Stored data ->
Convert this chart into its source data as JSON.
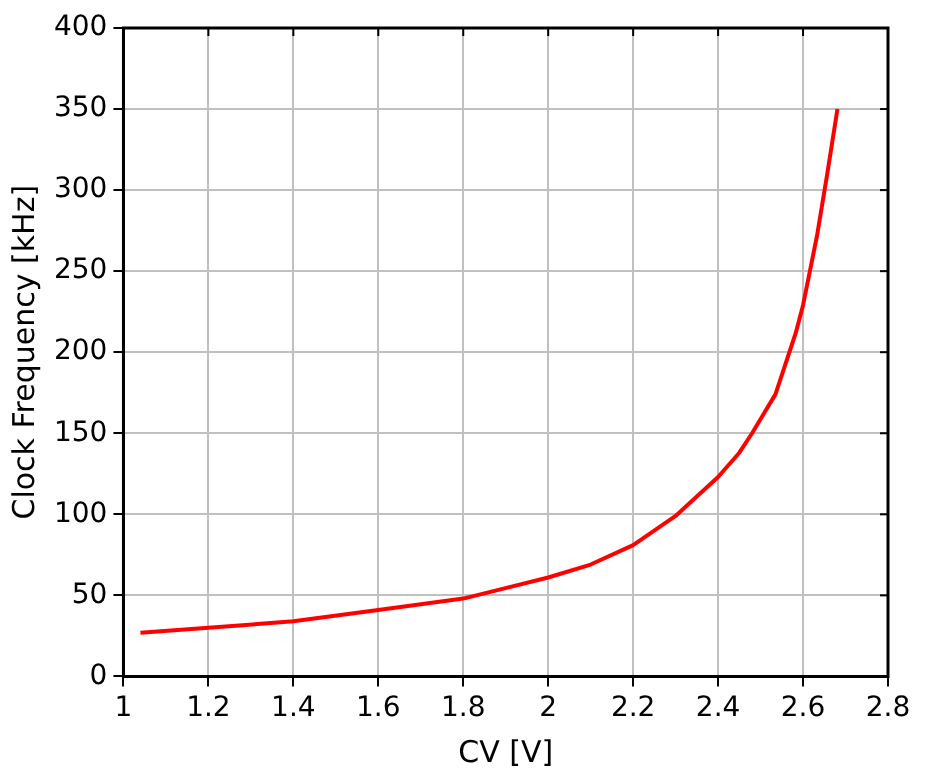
{
  "chart_data": {
    "type": "line",
    "xlabel": "CV [V]",
    "ylabel": "Clock Frequency [kHz]",
    "x": [
      1.04,
      1.2,
      1.4,
      1.6,
      1.8,
      2.0,
      2.1,
      2.2,
      2.3,
      2.4,
      2.45,
      2.48,
      2.535,
      2.583,
      2.6,
      2.633,
      2.657,
      2.681
    ],
    "series": [
      {
        "color": "#ff0000",
        "values": [
          27,
          30,
          34,
          41,
          48,
          61,
          69,
          81,
          99,
          123,
          138,
          150,
          174,
          212,
          229,
          272,
          310,
          350
        ]
      }
    ],
    "xlim": [
      1,
      2.8
    ],
    "xticks": [
      1,
      1.2,
      1.4,
      1.6,
      1.8,
      2,
      2.2,
      2.4,
      2.6,
      2.8
    ],
    "ylim": [
      0,
      400
    ],
    "yticks": [
      0,
      50,
      100,
      150,
      200,
      250,
      300,
      350,
      400
    ],
    "grid": true,
    "legend": false,
    "marker": "none",
    "line_style": "solid"
  }
}
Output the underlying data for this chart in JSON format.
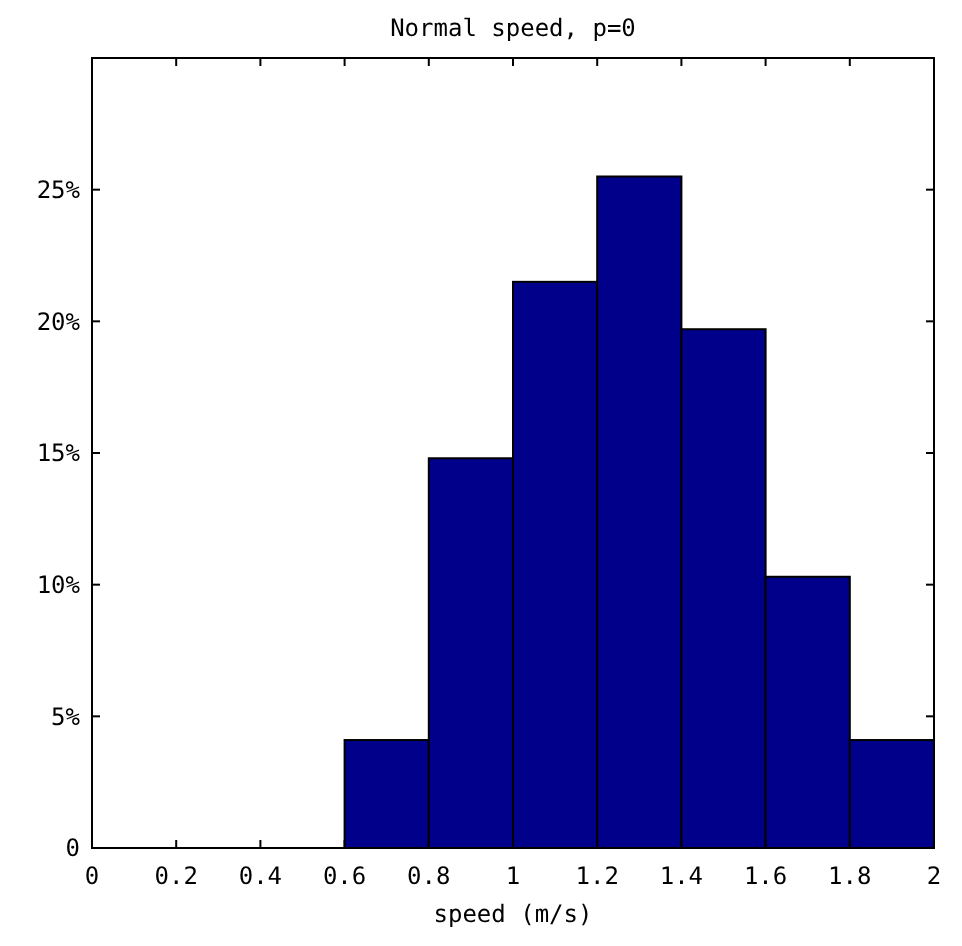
{
  "chart_data": {
    "type": "histogram",
    "title": "Normal speed, p=0",
    "xlabel": "speed (m/s)",
    "bins": [
      0,
      0.2,
      0.4,
      0.6,
      0.8,
      1,
      1.2,
      1.4,
      1.6,
      1.8,
      2
    ],
    "values": [
      0,
      0,
      0,
      4.1,
      14.8,
      21.5,
      25.5,
      19.7,
      10.3,
      4.1
    ],
    "color": "#00008b",
    "xlim": [
      0,
      2
    ],
    "xticks": [
      0,
      0.2,
      0.4,
      0.6,
      0.8,
      1,
      1.2,
      1.4,
      1.6,
      1.8,
      2
    ],
    "ylim": [
      0,
      30
    ],
    "yticks": [
      {
        "value": 0,
        "label": "0"
      },
      {
        "value": 5,
        "label": "5%"
      },
      {
        "value": 10,
        "label": "10%"
      },
      {
        "value": 15,
        "label": "15%"
      },
      {
        "value": 20,
        "label": "20%"
      },
      {
        "value": 25,
        "label": "25%"
      }
    ],
    "grid": false
  }
}
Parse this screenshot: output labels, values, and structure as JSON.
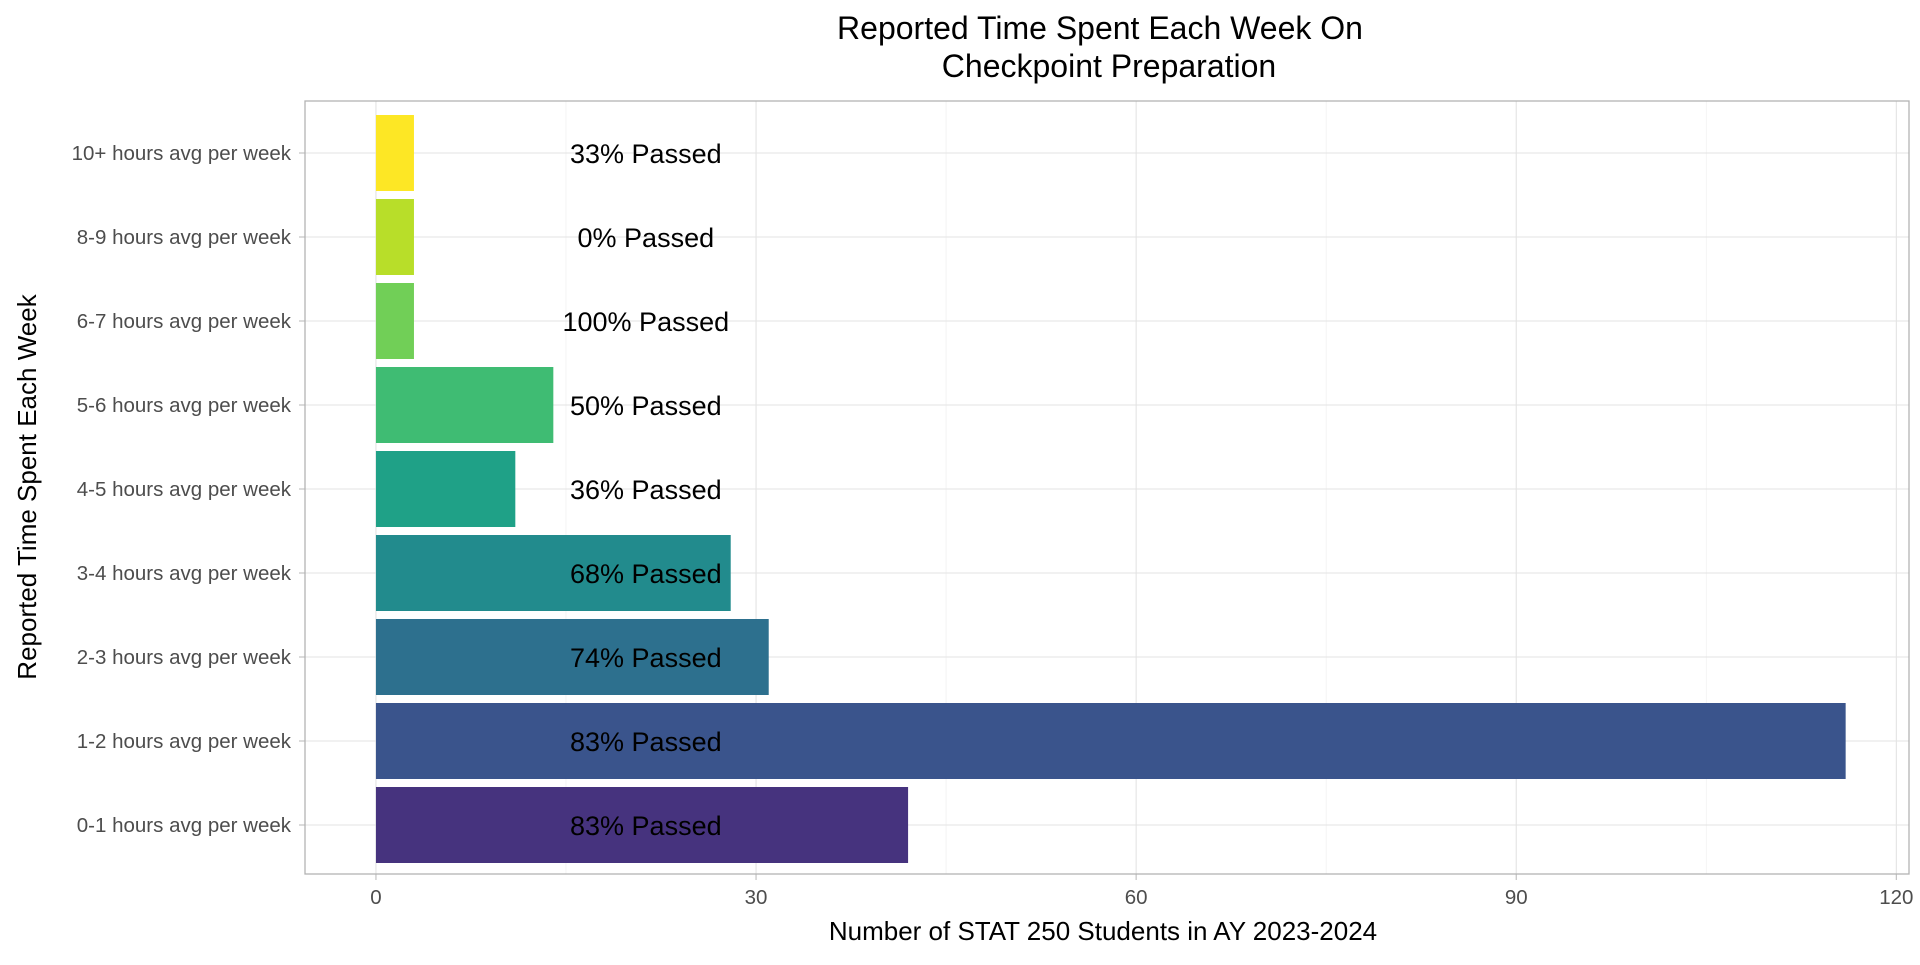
{
  "chart_data": {
    "type": "bar",
    "orientation": "horizontal",
    "title_lines": [
      "Reported Time Spent Each Week On",
      "Checkpoint Preparation"
    ],
    "xlabel": "Number of STAT 250 Students in AY 2023-2024",
    "ylabel": "Reported Time Spent Each Week",
    "xlim": [
      -5.6,
      121
    ],
    "xticks": [
      0,
      30,
      60,
      90,
      120
    ],
    "xtick_labels": [
      "0",
      "30",
      "60",
      "90",
      "120"
    ],
    "grid": true,
    "legend": "none",
    "categories": [
      "0-1 hours avg per week",
      "1-2 hours avg per week",
      "2-3 hours avg per week",
      "3-4 hours avg per week",
      "4-5 hours avg per week",
      "5-6 hours avg per week",
      "6-7 hours avg per week",
      "8-9 hours avg per week",
      "10+ hours avg per week"
    ],
    "values": [
      42,
      116,
      31,
      28,
      11,
      14,
      3,
      3,
      3
    ],
    "data_labels": [
      "83% Passed",
      "83% Passed",
      "74% Passed",
      "68% Passed",
      "36% Passed",
      "50% Passed",
      "100% Passed",
      "0% Passed",
      "33% Passed"
    ],
    "colors": [
      "#46337E",
      "#3A548C",
      "#2D708E",
      "#228B8D",
      "#1FA187",
      "#3FBC73",
      "#71CF57",
      "#B8DE29",
      "#FDE725"
    ]
  }
}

What the task requires -> Find the word "Time" in the records and pull out each line that has it.

Exercise answer ->
      "Reported Time Spent Each Week On",
    "ylabel": "Reported Time Spent Each Week",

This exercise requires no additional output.